• PROVIDED INFORMATION:
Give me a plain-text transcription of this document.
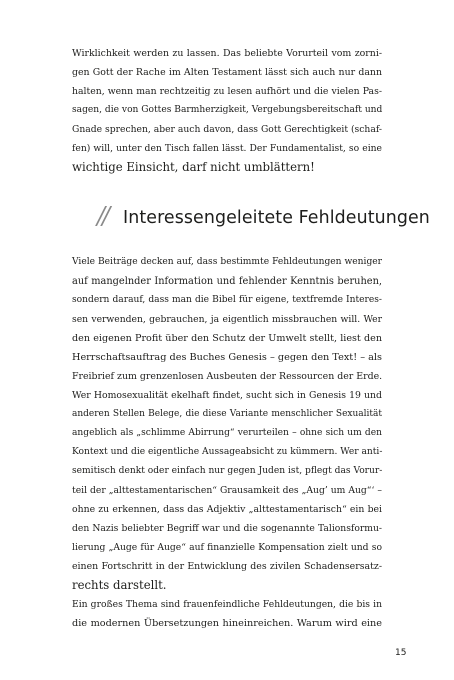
Wirklichkeit werden zu lassen. Das beliebte Vorurteil vom zorni-

gen Gott der Rache im Alten Testament lässt sich auch nur dann

halten, wenn man rechtzeitig zu lesen aufhört und die vielen Pas-

sagen, die von Gottes Barmherzigkeit, Vergebungsbereitschaft und

Gnade sprechen, aber auch davon, dass Gott Gerechtigkeit (schaf-

fen) will, unter den Tisch fallen lässt. Der Fundamentalist, so eine

wichtige Einsicht, darf nicht umblättern!

// Interessengeleitete Fehldeutungen

Viele Beiträge decken auf, dass bestimmte Fehldeutungen weniger

auf mangelnder Information und fehlender Kenntnis beruhen,

sondern darauf, dass man die Bibel für eigene, textfremde Interes-

sen verwenden, gebrauchen, ja eigentlich missbrauchen will. Wer

den eigenen Profit über den Schutz der Umwelt stellt, liest den

Herrschaftsauftrag des Buches Genesis – gegen den Text! – als

Freibrief zum grenzenlosen Ausbeuten der Ressourcen der Erde.

Wer Homosexualität ekelhaft findet, sucht sich in Genesis 19 und

anderen Stellen Belege, die diese Variante menschlicher Sexualität

angeblich als „schlimme Abirrung“ verurteilen – ohne sich um den

Kontext und die eigentliche Aussageabsicht zu kümmern. Wer anti-

semitisch denkt oder einfach nur gegen Juden ist, pflegt das Vorur-

teil der „alttestamentarischen“ Grausamkeit des „Aug’ um Aug“‘ –

ohne zu erkennen, dass das Adjektiv „alttestamentarisch“ ein bei

den Nazis beliebter Begriff war und die sogenannte Talionsformu-

lierung „Auge für Auge“ auf finanzielle Kompensation zielt und so

einen Fortschritt in der Entwicklung des zivilen Schadensersatz-

rechts darstellt.

Ein großes Thema sind frauenfeindliche Fehldeutungen, die bis in

die modernen Übersetzungen hineinreichen. Warum wird eine

15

• EXERCISE: Your response must consist of the material above, reproduced word for word, with the images omitted.

• WRITTEN RESPONSE:
Give me a plain-text transcription of this document.
Wirklichkeit werden zu lassen. Das beliebte Vorurteil vom zorni-

gen Gott der Rache im Alten Testament lässt sich auch nur dann

halten, wenn man rechtzeitig zu lesen aufhört und die vielen Pas-

sagen, die von Gottes Barmherzigkeit, Vergebungsbereitschaft und

Gnade sprechen, aber auch davon, dass Gott Gerechtigkeit (schaf-

fen) will, unter den Tisch fallen lässt. Der Fundamentalist, so eine

wichtige Einsicht, darf nicht umblättern!

// Interessengeleitete Fehldeutungen

Viele Beiträge decken auf, dass bestimmte Fehldeutungen weniger

auf mangelnder Information und fehlender Kenntnis beruhen,

sondern darauf, dass man die Bibel für eigene, textfremde Interes-

sen verwenden, gebrauchen, ja eigentlich missbrauchen will. Wer

den eigenen Profit über den Schutz der Umwelt stellt, liest den

Herrschaftsauftrag des Buches Genesis – gegen den Text! – als

Freibrief zum grenzenlosen Ausbeuten der Ressourcen der Erde.

Wer Homosexualität ekelhaft findet, sucht sich in Genesis 19 und

anderen Stellen Belege, die diese Variante menschlicher Sexualität

angeblich als „schlimme Abirrung“ verurteilen – ohne sich um den

Kontext und die eigentliche Aussageabsicht zu kümmern. Wer anti-

semitisch denkt oder einfach nur gegen Juden ist, pflegt das Vorur-

teil der „alttestamentarischen“ Grausamkeit des „Aug’ um Aug“‘ –

ohne zu erkennen, dass das Adjektiv „alttestamentarisch“ ein bei

den Nazis beliebter Begriff war und die sogenannte Talionsformu-

lierung „Auge für Auge“ auf finanzielle Kompensation zielt und so

einen Fortschritt in der Entwicklung des zivilen Schadensersatz-

rechts darstellt.

Ein großes Thema sind frauenfeindliche Fehldeutungen, die bis in

die modernen Übersetzungen hineinreichen. Warum wird eine

15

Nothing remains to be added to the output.